● **INPUT FOR THIS TASK**:

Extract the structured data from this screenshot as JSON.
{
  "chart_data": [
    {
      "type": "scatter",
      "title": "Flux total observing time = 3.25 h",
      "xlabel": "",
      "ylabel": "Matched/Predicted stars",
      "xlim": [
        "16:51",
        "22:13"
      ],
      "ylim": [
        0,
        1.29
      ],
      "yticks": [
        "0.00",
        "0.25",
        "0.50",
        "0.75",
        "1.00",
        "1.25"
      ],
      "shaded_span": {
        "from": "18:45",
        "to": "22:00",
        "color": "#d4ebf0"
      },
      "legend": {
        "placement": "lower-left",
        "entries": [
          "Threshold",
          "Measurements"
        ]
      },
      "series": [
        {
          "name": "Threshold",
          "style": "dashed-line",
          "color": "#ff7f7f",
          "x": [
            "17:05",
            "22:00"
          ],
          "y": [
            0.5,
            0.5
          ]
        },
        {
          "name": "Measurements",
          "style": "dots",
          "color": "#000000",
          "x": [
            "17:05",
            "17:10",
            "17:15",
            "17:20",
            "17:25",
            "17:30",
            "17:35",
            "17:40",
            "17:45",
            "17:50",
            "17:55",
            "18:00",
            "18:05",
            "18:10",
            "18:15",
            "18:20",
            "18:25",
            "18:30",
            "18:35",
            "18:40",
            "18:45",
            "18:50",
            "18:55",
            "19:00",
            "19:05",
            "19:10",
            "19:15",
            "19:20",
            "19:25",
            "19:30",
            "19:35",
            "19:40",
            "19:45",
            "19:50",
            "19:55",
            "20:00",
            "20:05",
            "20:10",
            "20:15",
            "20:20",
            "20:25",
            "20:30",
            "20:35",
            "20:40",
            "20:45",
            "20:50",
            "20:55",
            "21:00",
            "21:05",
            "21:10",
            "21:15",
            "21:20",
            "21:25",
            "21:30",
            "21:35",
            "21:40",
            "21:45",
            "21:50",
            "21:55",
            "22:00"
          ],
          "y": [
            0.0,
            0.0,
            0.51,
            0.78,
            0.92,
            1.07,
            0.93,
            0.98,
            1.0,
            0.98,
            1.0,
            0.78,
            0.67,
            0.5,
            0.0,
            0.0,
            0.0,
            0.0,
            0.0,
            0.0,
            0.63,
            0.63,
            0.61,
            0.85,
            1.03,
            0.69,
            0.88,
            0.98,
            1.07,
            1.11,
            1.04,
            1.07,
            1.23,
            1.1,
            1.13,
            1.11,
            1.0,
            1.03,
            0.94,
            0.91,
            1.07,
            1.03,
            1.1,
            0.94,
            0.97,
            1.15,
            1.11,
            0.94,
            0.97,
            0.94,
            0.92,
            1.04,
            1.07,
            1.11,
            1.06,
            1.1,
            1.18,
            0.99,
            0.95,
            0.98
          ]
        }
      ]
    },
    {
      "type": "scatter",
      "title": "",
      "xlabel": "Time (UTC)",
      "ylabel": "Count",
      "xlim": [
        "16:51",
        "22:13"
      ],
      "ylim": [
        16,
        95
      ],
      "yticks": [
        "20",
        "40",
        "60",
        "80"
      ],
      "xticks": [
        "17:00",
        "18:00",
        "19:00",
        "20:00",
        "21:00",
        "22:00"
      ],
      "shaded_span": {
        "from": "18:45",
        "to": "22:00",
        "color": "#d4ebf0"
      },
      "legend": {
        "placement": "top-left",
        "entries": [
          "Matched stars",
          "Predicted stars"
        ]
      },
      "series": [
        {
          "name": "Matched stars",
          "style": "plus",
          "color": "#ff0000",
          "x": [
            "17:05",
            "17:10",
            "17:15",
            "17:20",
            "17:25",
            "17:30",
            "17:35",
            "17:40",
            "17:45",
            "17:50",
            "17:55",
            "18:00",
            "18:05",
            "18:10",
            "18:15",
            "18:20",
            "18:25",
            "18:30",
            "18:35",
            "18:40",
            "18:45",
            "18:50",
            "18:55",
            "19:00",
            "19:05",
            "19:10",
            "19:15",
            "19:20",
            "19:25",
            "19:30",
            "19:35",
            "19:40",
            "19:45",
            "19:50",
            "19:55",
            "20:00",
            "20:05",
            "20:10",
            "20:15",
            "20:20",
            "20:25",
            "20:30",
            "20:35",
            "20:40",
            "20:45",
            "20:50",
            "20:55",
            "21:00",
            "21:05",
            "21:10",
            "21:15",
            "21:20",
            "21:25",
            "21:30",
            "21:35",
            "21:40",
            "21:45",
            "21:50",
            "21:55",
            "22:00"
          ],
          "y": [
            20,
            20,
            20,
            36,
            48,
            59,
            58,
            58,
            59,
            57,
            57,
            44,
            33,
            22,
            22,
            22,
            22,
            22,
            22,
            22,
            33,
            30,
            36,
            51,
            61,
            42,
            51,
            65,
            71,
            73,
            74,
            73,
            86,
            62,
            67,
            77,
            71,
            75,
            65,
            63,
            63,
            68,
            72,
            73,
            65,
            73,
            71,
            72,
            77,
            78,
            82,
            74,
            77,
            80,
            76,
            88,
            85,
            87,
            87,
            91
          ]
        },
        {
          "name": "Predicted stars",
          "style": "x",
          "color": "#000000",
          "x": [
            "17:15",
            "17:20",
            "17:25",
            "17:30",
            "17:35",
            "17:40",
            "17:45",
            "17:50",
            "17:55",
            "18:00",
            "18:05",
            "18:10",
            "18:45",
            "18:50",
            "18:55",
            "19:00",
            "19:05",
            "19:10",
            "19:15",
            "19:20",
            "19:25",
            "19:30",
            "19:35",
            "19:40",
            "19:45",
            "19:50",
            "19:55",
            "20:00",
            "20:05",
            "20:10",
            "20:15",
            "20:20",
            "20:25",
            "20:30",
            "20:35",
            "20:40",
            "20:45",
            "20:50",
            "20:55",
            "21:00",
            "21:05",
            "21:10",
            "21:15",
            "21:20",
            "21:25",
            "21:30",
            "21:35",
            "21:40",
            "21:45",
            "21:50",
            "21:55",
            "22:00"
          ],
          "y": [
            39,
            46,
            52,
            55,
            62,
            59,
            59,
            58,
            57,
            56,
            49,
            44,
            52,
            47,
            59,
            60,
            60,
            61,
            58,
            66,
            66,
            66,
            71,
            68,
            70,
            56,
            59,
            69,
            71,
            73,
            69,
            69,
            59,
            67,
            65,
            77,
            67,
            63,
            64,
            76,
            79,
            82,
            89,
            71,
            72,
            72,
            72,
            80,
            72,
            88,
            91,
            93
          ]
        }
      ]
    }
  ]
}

● **WHAT IS REQUIRED**: Write out all the lines again, exactly as they are.

● **ANSWER TO THE TASK**:
Extract the structured data from this screenshot as JSON.
{
  "chart_data": [
    {
      "type": "scatter",
      "title": "Flux total observing time = 3.25 h",
      "xlabel": "",
      "ylabel": "Matched/Predicted stars",
      "xlim": [
        "16:51",
        "22:13"
      ],
      "ylim": [
        0,
        1.29
      ],
      "yticks": [
        "0.00",
        "0.25",
        "0.50",
        "0.75",
        "1.00",
        "1.25"
      ],
      "shaded_span": {
        "from": "18:45",
        "to": "22:00",
        "color": "#d4ebf0"
      },
      "legend": {
        "placement": "lower-left",
        "entries": [
          "Threshold",
          "Measurements"
        ]
      },
      "series": [
        {
          "name": "Threshold",
          "style": "dashed-line",
          "color": "#ff7f7f",
          "x": [
            "17:05",
            "22:00"
          ],
          "y": [
            0.5,
            0.5
          ]
        },
        {
          "name": "Measurements",
          "style": "dots",
          "color": "#000000",
          "x": [
            "17:05",
            "17:10",
            "17:15",
            "17:20",
            "17:25",
            "17:30",
            "17:35",
            "17:40",
            "17:45",
            "17:50",
            "17:55",
            "18:00",
            "18:05",
            "18:10",
            "18:15",
            "18:20",
            "18:25",
            "18:30",
            "18:35",
            "18:40",
            "18:45",
            "18:50",
            "18:55",
            "19:00",
            "19:05",
            "19:10",
            "19:15",
            "19:20",
            "19:25",
            "19:30",
            "19:35",
            "19:40",
            "19:45",
            "19:50",
            "19:55",
            "20:00",
            "20:05",
            "20:10",
            "20:15",
            "20:20",
            "20:25",
            "20:30",
            "20:35",
            "20:40",
            "20:45",
            "20:50",
            "20:55",
            "21:00",
            "21:05",
            "21:10",
            "21:15",
            "21:20",
            "21:25",
            "21:30",
            "21:35",
            "21:40",
            "21:45",
            "21:50",
            "21:55",
            "22:00"
          ],
          "y": [
            0.0,
            0.0,
            0.51,
            0.78,
            0.92,
            1.07,
            0.93,
            0.98,
            1.0,
            0.98,
            1.0,
            0.78,
            0.67,
            0.5,
            0.0,
            0.0,
            0.0,
            0.0,
            0.0,
            0.0,
            0.63,
            0.63,
            0.61,
            0.85,
            1.03,
            0.69,
            0.88,
            0.98,
            1.07,
            1.11,
            1.04,
            1.07,
            1.23,
            1.1,
            1.13,
            1.11,
            1.0,
            1.03,
            0.94,
            0.91,
            1.07,
            1.03,
            1.1,
            0.94,
            0.97,
            1.15,
            1.11,
            0.94,
            0.97,
            0.94,
            0.92,
            1.04,
            1.07,
            1.11,
            1.06,
            1.1,
            1.18,
            0.99,
            0.95,
            0.98
          ]
        }
      ]
    },
    {
      "type": "scatter",
      "title": "",
      "xlabel": "Time (UTC)",
      "ylabel": "Count",
      "xlim": [
        "16:51",
        "22:13"
      ],
      "ylim": [
        16,
        95
      ],
      "yticks": [
        "20",
        "40",
        "60",
        "80"
      ],
      "xticks": [
        "17:00",
        "18:00",
        "19:00",
        "20:00",
        "21:00",
        "22:00"
      ],
      "shaded_span": {
        "from": "18:45",
        "to": "22:00",
        "color": "#d4ebf0"
      },
      "legend": {
        "placement": "top-left",
        "entries": [
          "Matched stars",
          "Predicted stars"
        ]
      },
      "series": [
        {
          "name": "Matched stars",
          "style": "plus",
          "color": "#ff0000",
          "x": [
            "17:05",
            "17:10",
            "17:15",
            "17:20",
            "17:25",
            "17:30",
            "17:35",
            "17:40",
            "17:45",
            "17:50",
            "17:55",
            "18:00",
            "18:05",
            "18:10",
            "18:15",
            "18:20",
            "18:25",
            "18:30",
            "18:35",
            "18:40",
            "18:45",
            "18:50",
            "18:55",
            "19:00",
            "19:05",
            "19:10",
            "19:15",
            "19:20",
            "19:25",
            "19:30",
            "19:35",
            "19:40",
            "19:45",
            "19:50",
            "19:55",
            "20:00",
            "20:05",
            "20:10",
            "20:15",
            "20:20",
            "20:25",
            "20:30",
            "20:35",
            "20:40",
            "20:45",
            "20:50",
            "20:55",
            "21:00",
            "21:05",
            "21:10",
            "21:15",
            "21:20",
            "21:25",
            "21:30",
            "21:35",
            "21:40",
            "21:45",
            "21:50",
            "21:55",
            "22:00"
          ],
          "y": [
            20,
            20,
            20,
            36,
            48,
            59,
            58,
            58,
            59,
            57,
            57,
            44,
            33,
            22,
            22,
            22,
            22,
            22,
            22,
            22,
            33,
            30,
            36,
            51,
            61,
            42,
            51,
            65,
            71,
            73,
            74,
            73,
            86,
            62,
            67,
            77,
            71,
            75,
            65,
            63,
            63,
            68,
            72,
            73,
            65,
            73,
            71,
            72,
            77,
            78,
            82,
            74,
            77,
            80,
            76,
            88,
            85,
            87,
            87,
            91
          ]
        },
        {
          "name": "Predicted stars",
          "style": "x",
          "color": "#000000",
          "x": [
            "17:15",
            "17:20",
            "17:25",
            "17:30",
            "17:35",
            "17:40",
            "17:45",
            "17:50",
            "17:55",
            "18:00",
            "18:05",
            "18:10",
            "18:45",
            "18:50",
            "18:55",
            "19:00",
            "19:05",
            "19:10",
            "19:15",
            "19:20",
            "19:25",
            "19:30",
            "19:35",
            "19:40",
            "19:45",
            "19:50",
            "19:55",
            "20:00",
            "20:05",
            "20:10",
            "20:15",
            "20:20",
            "20:25",
            "20:30",
            "20:35",
            "20:40",
            "20:45",
            "20:50",
            "20:55",
            "21:00",
            "21:05",
            "21:10",
            "21:15",
            "21:20",
            "21:25",
            "21:30",
            "21:35",
            "21:40",
            "21:45",
            "21:50",
            "21:55",
            "22:00"
          ],
          "y": [
            39,
            46,
            52,
            55,
            62,
            59,
            59,
            58,
            57,
            56,
            49,
            44,
            52,
            47,
            59,
            60,
            60,
            61,
            58,
            66,
            66,
            66,
            71,
            68,
            70,
            56,
            59,
            69,
            71,
            73,
            69,
            69,
            59,
            67,
            65,
            77,
            67,
            63,
            64,
            76,
            79,
            82,
            89,
            71,
            72,
            72,
            72,
            80,
            72,
            88,
            91,
            93
          ]
        }
      ]
    }
  ]
}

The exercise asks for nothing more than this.